| What is asked |
Look through the data below and work out how many lines contain the string "BlauerSeelowe". Give the number alone.

(Stored data entries)
+++
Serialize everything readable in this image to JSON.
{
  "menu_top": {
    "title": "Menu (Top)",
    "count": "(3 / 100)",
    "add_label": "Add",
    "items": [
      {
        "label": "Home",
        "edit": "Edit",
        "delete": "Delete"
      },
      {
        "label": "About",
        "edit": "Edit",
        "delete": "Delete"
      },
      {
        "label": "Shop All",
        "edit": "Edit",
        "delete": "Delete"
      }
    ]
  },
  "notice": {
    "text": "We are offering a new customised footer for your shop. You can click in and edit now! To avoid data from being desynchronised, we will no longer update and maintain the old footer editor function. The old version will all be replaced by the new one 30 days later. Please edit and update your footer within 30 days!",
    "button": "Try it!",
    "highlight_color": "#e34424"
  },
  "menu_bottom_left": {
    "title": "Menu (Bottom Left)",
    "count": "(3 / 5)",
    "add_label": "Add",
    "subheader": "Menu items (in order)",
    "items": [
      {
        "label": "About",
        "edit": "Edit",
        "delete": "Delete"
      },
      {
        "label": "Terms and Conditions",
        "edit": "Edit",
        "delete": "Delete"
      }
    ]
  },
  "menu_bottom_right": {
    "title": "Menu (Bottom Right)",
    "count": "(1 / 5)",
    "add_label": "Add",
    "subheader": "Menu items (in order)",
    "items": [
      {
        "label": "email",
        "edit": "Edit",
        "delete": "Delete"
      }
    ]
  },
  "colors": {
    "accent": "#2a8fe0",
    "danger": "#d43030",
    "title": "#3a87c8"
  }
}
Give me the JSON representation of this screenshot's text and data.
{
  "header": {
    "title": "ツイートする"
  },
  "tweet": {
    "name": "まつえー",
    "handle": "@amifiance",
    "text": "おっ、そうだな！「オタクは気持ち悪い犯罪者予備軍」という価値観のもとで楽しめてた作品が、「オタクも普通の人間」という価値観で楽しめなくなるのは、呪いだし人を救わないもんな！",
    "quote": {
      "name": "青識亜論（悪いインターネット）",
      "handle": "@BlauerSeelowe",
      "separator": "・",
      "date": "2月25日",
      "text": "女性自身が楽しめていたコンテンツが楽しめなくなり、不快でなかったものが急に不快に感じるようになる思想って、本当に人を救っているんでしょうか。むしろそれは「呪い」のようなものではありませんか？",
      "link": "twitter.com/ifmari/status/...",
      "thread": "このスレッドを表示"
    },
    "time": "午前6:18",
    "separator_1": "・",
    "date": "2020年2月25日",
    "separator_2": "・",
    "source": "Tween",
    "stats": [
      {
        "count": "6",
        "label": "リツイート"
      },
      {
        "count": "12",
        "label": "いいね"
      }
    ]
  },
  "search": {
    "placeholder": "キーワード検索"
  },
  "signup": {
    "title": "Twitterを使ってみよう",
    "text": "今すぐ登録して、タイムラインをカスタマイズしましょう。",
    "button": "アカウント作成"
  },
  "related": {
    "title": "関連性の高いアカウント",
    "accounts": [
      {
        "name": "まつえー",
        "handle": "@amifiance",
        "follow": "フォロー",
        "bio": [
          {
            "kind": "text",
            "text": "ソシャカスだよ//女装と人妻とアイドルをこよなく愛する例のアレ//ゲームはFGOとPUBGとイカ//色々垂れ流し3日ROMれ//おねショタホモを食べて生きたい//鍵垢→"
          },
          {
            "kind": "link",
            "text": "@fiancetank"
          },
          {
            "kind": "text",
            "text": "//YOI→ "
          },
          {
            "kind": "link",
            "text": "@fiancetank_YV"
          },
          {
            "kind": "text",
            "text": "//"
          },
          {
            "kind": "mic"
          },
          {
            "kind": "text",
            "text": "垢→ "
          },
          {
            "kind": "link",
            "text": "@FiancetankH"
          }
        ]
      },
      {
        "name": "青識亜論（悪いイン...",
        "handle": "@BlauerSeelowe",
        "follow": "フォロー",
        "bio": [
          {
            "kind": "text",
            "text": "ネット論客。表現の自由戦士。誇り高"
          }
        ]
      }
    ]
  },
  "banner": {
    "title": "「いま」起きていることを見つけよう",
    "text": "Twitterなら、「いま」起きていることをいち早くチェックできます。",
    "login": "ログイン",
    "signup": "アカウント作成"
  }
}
+++
| Reply |
2